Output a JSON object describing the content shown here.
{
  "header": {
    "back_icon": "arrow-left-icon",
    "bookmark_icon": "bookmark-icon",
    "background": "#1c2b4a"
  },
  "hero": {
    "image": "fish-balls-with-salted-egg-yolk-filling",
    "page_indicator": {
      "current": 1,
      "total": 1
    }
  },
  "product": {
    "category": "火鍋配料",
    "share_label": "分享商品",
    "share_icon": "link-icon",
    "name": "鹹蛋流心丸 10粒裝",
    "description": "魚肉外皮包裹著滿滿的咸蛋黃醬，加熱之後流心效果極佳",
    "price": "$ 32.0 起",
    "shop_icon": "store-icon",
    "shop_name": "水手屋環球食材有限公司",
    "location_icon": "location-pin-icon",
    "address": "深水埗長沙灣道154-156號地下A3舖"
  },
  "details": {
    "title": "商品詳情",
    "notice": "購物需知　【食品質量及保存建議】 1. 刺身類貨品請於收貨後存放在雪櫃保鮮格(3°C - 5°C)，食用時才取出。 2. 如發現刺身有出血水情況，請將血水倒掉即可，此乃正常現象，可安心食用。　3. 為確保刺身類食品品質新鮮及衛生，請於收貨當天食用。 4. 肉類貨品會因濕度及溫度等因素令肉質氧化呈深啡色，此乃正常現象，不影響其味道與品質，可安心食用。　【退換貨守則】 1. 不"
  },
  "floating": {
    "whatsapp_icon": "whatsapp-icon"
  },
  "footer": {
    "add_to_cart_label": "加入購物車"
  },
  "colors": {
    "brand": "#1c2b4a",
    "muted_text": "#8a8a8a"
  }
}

====

* **Exercise directions**: The records above are to be copied in full, exactly as written.

* **Output**:
Output a JSON object describing the content shown here.
{
  "header": {
    "back_icon": "arrow-left-icon",
    "bookmark_icon": "bookmark-icon",
    "background": "#1c2b4a"
  },
  "hero": {
    "image": "fish-balls-with-salted-egg-yolk-filling",
    "page_indicator": {
      "current": 1,
      "total": 1
    }
  },
  "product": {
    "category": "火鍋配料",
    "share_label": "分享商品",
    "share_icon": "link-icon",
    "name": "鹹蛋流心丸 10粒裝",
    "description": "魚肉外皮包裹著滿滿的咸蛋黃醬，加熱之後流心效果極佳",
    "price": "$ 32.0 起",
    "shop_icon": "store-icon",
    "shop_name": "水手屋環球食材有限公司",
    "location_icon": "location-pin-icon",
    "address": "深水埗長沙灣道154-156號地下A3舖"
  },
  "details": {
    "title": "商品詳情",
    "notice": "購物需知　【食品質量及保存建議】 1. 刺身類貨品請於收貨後存放在雪櫃保鮮格(3°C - 5°C)，食用時才取出。 2. 如發現刺身有出血水情況，請將血水倒掉即可，此乃正常現象，可安心食用。　3. 為確保刺身類食品品質新鮮及衛生，請於收貨當天食用。 4. 肉類貨品會因濕度及溫度等因素令肉質氧化呈深啡色，此乃正常現象，不影響其味道與品質，可安心食用。　【退換貨守則】 1. 不"
  },
  "floating": {
    "whatsapp_icon": "whatsapp-icon"
  },
  "footer": {
    "add_to_cart_label": "加入購物車"
  },
  "colors": {
    "brand": "#1c2b4a",
    "muted_text": "#8a8a8a"
  }
}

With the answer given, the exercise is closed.